_Passage to read_.
A company is one of the business forms which require registration for its incorporation. A
company can only be registered by following the steps that are laid by the Australian Securities
and Investment Commission and the Corporation Act 2001. When any business is registered by
following the steps of registration then as per Salomon v A Salomon and Co Ltd [1897], such a
company has its own personality with perpetual succession and has existence in law and is
analyzed in Lee v Lee's Air Farming Ltd [1960]). (Mangal 1995)
Separate Legal personality emphasis that registered companies is treated like a normal human
being in the eyes of law and have all the powers and roles that can be attributed to a normal
human bring. Thus, a company can enter into contracts, sue or be sued, purchase properties,
perpetual succession, tax benefits, finances can be acquired easily, share transferability etc.
(Tomasic et al 2002)
But, all these features can be attributes to a registered company only when the same is
incorporated/registered. A company can be registered effectively by following the steps that are
laid down by ASIC and under the Corporation Act 2001. (ASIC 2017)

_Input for this task_.

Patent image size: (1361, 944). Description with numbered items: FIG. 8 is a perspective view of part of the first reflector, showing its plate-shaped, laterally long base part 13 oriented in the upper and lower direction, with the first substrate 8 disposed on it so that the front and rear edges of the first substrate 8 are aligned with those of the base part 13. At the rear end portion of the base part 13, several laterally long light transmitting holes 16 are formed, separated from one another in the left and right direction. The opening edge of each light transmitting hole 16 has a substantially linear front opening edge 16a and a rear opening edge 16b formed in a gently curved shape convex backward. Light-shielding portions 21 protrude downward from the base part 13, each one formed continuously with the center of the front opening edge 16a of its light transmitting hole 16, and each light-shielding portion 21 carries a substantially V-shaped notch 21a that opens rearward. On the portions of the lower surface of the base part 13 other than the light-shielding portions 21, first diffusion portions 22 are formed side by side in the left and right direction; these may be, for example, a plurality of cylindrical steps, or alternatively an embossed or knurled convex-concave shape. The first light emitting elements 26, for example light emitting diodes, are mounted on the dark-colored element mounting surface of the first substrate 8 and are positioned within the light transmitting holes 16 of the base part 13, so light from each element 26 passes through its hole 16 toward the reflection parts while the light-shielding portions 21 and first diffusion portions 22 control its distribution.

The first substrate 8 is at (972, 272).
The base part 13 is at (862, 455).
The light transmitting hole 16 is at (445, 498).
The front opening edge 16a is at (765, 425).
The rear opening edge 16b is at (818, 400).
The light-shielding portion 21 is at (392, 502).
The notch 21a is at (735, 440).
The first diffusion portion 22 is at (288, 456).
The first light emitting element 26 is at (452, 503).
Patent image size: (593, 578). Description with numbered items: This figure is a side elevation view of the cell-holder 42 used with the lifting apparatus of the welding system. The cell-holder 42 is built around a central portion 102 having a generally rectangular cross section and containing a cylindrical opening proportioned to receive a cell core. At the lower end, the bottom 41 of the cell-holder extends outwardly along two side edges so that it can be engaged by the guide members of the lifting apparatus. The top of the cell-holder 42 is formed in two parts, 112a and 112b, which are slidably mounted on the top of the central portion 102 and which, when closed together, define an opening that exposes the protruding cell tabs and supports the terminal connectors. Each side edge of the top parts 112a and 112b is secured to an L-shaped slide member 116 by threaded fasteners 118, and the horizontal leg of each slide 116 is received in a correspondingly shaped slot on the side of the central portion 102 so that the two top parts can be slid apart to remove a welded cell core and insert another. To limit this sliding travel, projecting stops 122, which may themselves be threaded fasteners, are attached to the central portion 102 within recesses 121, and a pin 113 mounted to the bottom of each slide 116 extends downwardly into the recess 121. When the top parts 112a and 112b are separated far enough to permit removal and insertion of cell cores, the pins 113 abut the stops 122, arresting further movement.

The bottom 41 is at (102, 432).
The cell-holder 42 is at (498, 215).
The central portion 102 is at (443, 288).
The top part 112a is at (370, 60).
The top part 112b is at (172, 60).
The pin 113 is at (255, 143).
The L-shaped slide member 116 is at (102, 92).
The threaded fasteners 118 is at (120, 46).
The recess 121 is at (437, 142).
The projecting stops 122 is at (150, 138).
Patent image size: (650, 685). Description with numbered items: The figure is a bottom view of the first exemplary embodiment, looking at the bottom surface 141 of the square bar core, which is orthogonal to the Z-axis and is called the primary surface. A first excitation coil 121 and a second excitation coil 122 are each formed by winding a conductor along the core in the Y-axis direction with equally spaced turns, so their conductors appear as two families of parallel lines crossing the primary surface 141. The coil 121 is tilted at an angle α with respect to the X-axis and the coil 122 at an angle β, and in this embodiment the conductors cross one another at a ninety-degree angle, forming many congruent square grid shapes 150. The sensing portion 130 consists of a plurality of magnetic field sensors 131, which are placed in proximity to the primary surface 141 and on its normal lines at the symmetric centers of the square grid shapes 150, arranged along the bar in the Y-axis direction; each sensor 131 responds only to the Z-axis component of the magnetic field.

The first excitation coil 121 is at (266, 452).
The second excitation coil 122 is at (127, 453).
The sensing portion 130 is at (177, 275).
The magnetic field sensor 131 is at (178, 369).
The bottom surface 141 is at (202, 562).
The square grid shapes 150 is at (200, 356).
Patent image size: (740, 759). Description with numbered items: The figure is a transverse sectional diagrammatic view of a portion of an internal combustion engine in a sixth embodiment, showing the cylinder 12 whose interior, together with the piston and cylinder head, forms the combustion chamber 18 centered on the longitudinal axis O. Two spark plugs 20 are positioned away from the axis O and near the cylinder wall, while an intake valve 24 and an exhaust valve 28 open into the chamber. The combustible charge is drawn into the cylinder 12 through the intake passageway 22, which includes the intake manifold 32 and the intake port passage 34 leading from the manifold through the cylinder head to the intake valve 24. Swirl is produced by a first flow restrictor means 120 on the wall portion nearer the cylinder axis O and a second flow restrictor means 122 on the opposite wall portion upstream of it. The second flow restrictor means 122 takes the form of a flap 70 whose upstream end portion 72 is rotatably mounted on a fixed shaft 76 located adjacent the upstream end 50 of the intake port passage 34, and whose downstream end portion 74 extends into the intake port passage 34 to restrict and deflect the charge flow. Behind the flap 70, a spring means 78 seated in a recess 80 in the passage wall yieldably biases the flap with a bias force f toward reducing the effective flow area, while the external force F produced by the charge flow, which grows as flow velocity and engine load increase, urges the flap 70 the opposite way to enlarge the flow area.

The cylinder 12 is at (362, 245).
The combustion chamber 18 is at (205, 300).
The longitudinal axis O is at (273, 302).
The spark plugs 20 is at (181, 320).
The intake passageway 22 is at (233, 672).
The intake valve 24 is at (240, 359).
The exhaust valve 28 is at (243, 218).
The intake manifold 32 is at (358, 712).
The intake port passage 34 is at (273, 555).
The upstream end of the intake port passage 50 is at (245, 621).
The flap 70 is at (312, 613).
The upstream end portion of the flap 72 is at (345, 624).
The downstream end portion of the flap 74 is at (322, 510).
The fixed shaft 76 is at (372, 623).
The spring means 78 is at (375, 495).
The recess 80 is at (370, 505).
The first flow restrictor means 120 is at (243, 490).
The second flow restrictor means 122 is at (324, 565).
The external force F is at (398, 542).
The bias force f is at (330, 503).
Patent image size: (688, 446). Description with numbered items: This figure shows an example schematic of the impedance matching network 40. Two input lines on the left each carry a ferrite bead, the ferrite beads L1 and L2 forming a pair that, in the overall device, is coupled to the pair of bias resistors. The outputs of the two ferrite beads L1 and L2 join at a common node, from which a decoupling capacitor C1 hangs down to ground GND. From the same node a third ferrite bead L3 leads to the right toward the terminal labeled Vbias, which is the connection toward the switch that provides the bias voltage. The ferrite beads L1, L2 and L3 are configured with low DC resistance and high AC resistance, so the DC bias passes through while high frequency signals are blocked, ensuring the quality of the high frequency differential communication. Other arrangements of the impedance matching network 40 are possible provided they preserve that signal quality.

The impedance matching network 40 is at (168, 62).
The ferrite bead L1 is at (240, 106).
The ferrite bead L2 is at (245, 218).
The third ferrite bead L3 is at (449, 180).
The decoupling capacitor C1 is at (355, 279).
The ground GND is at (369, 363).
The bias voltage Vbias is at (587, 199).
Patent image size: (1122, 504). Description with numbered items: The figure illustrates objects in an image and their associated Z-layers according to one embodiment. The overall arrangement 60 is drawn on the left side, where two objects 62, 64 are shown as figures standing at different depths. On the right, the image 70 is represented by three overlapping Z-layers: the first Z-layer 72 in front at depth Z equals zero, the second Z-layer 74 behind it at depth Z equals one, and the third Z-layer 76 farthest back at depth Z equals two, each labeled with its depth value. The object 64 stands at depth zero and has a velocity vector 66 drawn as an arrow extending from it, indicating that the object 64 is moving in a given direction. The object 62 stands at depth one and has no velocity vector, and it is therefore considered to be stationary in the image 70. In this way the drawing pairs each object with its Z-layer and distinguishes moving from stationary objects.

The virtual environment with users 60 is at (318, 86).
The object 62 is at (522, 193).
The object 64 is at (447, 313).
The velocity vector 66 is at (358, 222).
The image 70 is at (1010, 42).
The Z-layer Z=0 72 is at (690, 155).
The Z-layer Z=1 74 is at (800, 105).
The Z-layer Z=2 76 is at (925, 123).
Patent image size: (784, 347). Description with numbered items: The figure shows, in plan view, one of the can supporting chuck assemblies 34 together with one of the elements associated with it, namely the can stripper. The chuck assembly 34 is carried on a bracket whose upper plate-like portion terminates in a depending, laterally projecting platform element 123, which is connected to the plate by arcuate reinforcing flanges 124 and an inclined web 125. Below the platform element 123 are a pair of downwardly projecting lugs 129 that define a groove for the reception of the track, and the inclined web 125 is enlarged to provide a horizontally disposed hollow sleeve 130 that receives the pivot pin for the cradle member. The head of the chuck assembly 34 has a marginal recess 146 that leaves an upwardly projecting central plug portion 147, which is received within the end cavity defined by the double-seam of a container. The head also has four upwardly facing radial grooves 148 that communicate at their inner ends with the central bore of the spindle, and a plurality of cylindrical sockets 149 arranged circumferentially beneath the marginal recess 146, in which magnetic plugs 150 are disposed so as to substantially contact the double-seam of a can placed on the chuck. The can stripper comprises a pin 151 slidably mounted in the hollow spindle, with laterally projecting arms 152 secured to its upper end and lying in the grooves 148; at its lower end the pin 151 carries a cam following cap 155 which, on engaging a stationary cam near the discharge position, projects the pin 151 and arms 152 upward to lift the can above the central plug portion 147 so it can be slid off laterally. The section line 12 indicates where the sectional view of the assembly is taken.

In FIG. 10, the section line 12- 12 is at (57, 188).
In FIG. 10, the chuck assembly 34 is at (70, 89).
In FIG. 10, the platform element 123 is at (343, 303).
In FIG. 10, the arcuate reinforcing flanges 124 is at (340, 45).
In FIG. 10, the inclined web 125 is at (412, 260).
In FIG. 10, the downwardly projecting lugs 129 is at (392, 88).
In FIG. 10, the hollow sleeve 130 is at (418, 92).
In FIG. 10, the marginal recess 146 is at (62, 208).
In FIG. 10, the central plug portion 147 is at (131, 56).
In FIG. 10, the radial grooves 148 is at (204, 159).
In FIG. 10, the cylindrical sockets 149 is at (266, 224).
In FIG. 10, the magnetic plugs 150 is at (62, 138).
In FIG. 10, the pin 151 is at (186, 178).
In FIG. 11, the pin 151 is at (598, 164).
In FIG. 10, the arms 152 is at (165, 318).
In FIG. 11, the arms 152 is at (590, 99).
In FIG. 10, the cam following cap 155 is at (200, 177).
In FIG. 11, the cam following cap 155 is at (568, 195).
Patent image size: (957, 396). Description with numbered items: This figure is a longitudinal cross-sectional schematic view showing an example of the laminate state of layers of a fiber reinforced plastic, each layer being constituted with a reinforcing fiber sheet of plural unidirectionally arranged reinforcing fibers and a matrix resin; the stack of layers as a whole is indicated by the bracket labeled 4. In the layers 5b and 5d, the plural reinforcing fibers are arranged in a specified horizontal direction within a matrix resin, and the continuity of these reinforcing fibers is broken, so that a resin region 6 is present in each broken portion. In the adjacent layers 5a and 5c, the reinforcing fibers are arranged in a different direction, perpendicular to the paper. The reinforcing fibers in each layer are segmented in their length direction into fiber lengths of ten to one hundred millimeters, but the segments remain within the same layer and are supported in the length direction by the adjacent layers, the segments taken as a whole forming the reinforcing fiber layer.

_Task 1_. Please copy out the passage on company registration word for word.
_Task 2_. Pull out the stretch of the listing from its first line through the line containing "The first light emitting element 26", both ends included, word for word.

_Exercise response 1_.
A company is one of the business forms which require registration for its incorporation. A
company can only be registered by following the steps that are laid by the Australian Securities
and Investment Commission and the Corporation Act 2001. When any business is registered by
following the steps of registration then as per Salomon v A Salomon and Co Ltd [1897], such a
company has its own personality with perpetual succession and has existence in law and is
analyzed in Lee v Lee's Air Farming Ltd [1960]). (Mangal 1995)
Separate Legal personality emphasis that registered companies is treated like a normal human
being in the eyes of law and have all the powers and roles that can be attributed to a normal
human bring. Thus, a company can enter into contracts, sue or be sued, purchase properties,
perpetual succession, tax benefits, finances can be acquired easily, share transferability etc.
(Tomasic et al 2002)
But, all these features can be attributes to a registered company only when the same is
incorporated/registered. A company can be registered effectively by following the steps that are
laid down by ASIC and under the Corporation Act 2001. (ASIC 2017)

_Exercise response 2_.
Patent image size: (1361, 944). Description with numbered items: FIG. 8 is a perspective view of part of the first reflector, showing its plate-shaped, laterally long base part 13 oriented in the upper and lower direction, with the first substrate 8 disposed on it so that the front and rear edges of the first substrate 8 are aligned with those of the base part 13. At the rear end portion of the base part 13, several laterally long light transmitting holes 16 are formed, separated from one another in the left and right direction. The opening edge of each light transmitting hole 16 has a substantially linear front opening edge 16a and a rear opening edge 16b formed in a gently curved shape convex backward. Light-shielding portions 21 protrude downward from the base part 13, each one formed continuously with the center of the front opening edge 16a of its light transmitting hole 16, and each light-shielding portion 21 carries a substantially V-shaped notch 21a that opens rearward. On the portions of the lower surface of the base part 13 other than the light-shielding portions 21, first diffusion portions 22 are formed side by side in the left and right direction; these may be, for example, a plurality of cylindrical steps, or alternatively an embossed or knurled convex-concave shape. The first light emitting elements 26, for example light emitting diodes, are mounted on the dark-colored element mounting surface of the first substrate 8 and are positioned within the light transmitting holes 16 of the base part 13, so light from each element 26 passes through its hole 16 toward the reflection parts while the light-shielding portions 21 and first diffusion portions 22 control its distribution.

The first substrate 8 is at (972, 272).
The base part 13 is at (862, 455).
The light transmitting hole 16 is at (445, 498).
The front opening edge 16a is at (765, 425).
The rear opening edge 16b is at (818, 400).
The light-shielding portion 21 is at (392, 502).
The notch 21a is at (735, 440).
The first diffusion portion 22 is at (288, 456).
The first light emitting element 26 is at (452, 503).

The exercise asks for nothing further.